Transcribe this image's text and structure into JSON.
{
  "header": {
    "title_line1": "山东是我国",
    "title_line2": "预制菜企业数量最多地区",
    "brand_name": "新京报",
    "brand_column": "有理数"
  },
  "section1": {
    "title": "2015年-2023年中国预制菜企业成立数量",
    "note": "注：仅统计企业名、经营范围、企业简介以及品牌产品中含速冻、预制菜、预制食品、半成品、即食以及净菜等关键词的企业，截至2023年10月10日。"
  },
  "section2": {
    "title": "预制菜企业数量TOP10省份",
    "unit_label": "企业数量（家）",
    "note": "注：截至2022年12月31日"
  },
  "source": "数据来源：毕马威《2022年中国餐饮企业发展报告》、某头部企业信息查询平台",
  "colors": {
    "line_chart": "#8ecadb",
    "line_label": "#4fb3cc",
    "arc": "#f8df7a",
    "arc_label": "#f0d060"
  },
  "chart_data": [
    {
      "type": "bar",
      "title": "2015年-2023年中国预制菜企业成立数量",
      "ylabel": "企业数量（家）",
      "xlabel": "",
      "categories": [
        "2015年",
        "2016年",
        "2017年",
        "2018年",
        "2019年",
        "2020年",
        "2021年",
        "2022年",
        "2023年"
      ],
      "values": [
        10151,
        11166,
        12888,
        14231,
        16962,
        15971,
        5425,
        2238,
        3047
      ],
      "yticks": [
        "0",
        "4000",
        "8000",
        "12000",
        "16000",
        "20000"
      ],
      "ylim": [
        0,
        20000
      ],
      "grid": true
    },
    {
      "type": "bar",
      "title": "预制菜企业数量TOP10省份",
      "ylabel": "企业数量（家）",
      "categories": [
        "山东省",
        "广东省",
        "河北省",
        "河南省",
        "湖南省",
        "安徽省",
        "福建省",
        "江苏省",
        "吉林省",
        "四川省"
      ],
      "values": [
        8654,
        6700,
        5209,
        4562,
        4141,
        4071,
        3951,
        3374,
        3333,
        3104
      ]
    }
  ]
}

### Goal of the exercise
Above are the records; copy all of them exactly.

### Complete output
Transcribe this image's text and structure into JSON.
{
  "header": {
    "title_line1": "山东是我国",
    "title_line2": "预制菜企业数量最多地区",
    "brand_name": "新京报",
    "brand_column": "有理数"
  },
  "section1": {
    "title": "2015年-2023年中国预制菜企业成立数量",
    "note": "注：仅统计企业名、经营范围、企业简介以及品牌产品中含速冻、预制菜、预制食品、半成品、即食以及净菜等关键词的企业，截至2023年10月10日。"
  },
  "section2": {
    "title": "预制菜企业数量TOP10省份",
    "unit_label": "企业数量（家）",
    "note": "注：截至2022年12月31日"
  },
  "source": "数据来源：毕马威《2022年中国餐饮企业发展报告》、某头部企业信息查询平台",
  "colors": {
    "line_chart": "#8ecadb",
    "line_label": "#4fb3cc",
    "arc": "#f8df7a",
    "arc_label": "#f0d060"
  },
  "chart_data": [
    {
      "type": "bar",
      "title": "2015年-2023年中国预制菜企业成立数量",
      "ylabel": "企业数量（家）",
      "xlabel": "",
      "categories": [
        "2015年",
        "2016年",
        "2017年",
        "2018年",
        "2019年",
        "2020年",
        "2021年",
        "2022年",
        "2023年"
      ],
      "values": [
        10151,
        11166,
        12888,
        14231,
        16962,
        15971,
        5425,
        2238,
        3047
      ],
      "yticks": [
        "0",
        "4000",
        "8000",
        "12000",
        "16000",
        "20000"
      ],
      "ylim": [
        0,
        20000
      ],
      "grid": true
    },
    {
      "type": "bar",
      "title": "预制菜企业数量TOP10省份",
      "ylabel": "企业数量（家）",
      "categories": [
        "山东省",
        "广东省",
        "河北省",
        "河南省",
        "湖南省",
        "安徽省",
        "福建省",
        "江苏省",
        "吉林省",
        "四川省"
      ],
      "values": [
        8654,
        6700,
        5209,
        4562,
        4141,
        4071,
        3951,
        3374,
        3333,
        3104
      ]
    }
  ]
}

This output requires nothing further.